§ **Written request**: Extract the listing below in full, unchanged.

§ **Record extracts**:
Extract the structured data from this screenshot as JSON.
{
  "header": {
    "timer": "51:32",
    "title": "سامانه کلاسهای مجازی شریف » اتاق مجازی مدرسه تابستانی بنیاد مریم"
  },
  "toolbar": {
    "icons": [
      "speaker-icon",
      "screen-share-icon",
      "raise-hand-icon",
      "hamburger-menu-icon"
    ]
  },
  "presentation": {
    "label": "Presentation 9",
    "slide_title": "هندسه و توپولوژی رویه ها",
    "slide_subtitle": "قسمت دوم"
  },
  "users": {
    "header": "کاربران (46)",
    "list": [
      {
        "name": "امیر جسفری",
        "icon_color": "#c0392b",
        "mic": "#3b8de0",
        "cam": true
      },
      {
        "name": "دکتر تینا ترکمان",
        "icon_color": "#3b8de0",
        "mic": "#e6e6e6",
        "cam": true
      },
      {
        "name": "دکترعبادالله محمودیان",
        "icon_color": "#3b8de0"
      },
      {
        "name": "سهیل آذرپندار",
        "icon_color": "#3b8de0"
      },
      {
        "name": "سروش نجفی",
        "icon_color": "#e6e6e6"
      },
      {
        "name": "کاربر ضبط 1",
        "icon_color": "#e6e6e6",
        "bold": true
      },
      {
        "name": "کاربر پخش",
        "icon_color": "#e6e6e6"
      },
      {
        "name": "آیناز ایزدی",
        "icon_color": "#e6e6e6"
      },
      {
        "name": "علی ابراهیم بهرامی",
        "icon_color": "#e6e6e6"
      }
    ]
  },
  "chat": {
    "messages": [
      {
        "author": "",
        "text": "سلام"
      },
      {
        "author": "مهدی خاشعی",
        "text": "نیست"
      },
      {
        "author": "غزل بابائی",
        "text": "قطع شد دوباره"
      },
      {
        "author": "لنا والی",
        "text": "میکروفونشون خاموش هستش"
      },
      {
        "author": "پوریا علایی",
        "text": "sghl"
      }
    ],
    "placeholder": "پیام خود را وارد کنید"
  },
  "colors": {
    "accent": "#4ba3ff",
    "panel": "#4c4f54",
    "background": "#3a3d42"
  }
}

§ **Task result**:
Extract the structured data from this screenshot as JSON.
{
  "header": {
    "timer": "51:32",
    "title": "سامانه کلاسهای مجازی شریف » اتاق مجازی مدرسه تابستانی بنیاد مریم"
  },
  "toolbar": {
    "icons": [
      "speaker-icon",
      "screen-share-icon",
      "raise-hand-icon",
      "hamburger-menu-icon"
    ]
  },
  "presentation": {
    "label": "Presentation 9",
    "slide_title": "هندسه و توپولوژی رویه ها",
    "slide_subtitle": "قسمت دوم"
  },
  "users": {
    "header": "کاربران (46)",
    "list": [
      {
        "name": "امیر جسفری",
        "icon_color": "#c0392b",
        "mic": "#3b8de0",
        "cam": true
      },
      {
        "name": "دکتر تینا ترکمان",
        "icon_color": "#3b8de0",
        "mic": "#e6e6e6",
        "cam": true
      },
      {
        "name": "دکترعبادالله محمودیان",
        "icon_color": "#3b8de0"
      },
      {
        "name": "سهیل آذرپندار",
        "icon_color": "#3b8de0"
      },
      {
        "name": "سروش نجفی",
        "icon_color": "#e6e6e6"
      },
      {
        "name": "کاربر ضبط 1",
        "icon_color": "#e6e6e6",
        "bold": true
      },
      {
        "name": "کاربر پخش",
        "icon_color": "#e6e6e6"
      },
      {
        "name": "آیناز ایزدی",
        "icon_color": "#e6e6e6"
      },
      {
        "name": "علی ابراهیم بهرامی",
        "icon_color": "#e6e6e6"
      }
    ]
  },
  "chat": {
    "messages": [
      {
        "author": "",
        "text": "سلام"
      },
      {
        "author": "مهدی خاشعی",
        "text": "نیست"
      },
      {
        "author": "غزل بابائی",
        "text": "قطع شد دوباره"
      },
      {
        "author": "لنا والی",
        "text": "میکروفونشون خاموش هستش"
      },
      {
        "author": "پوریا علایی",
        "text": "sghl"
      }
    ],
    "placeholder": "پیام خود را وارد کنید"
  },
  "colors": {
    "accent": "#4ba3ff",
    "panel": "#4c4f54",
    "background": "#3a3d42"
  }
}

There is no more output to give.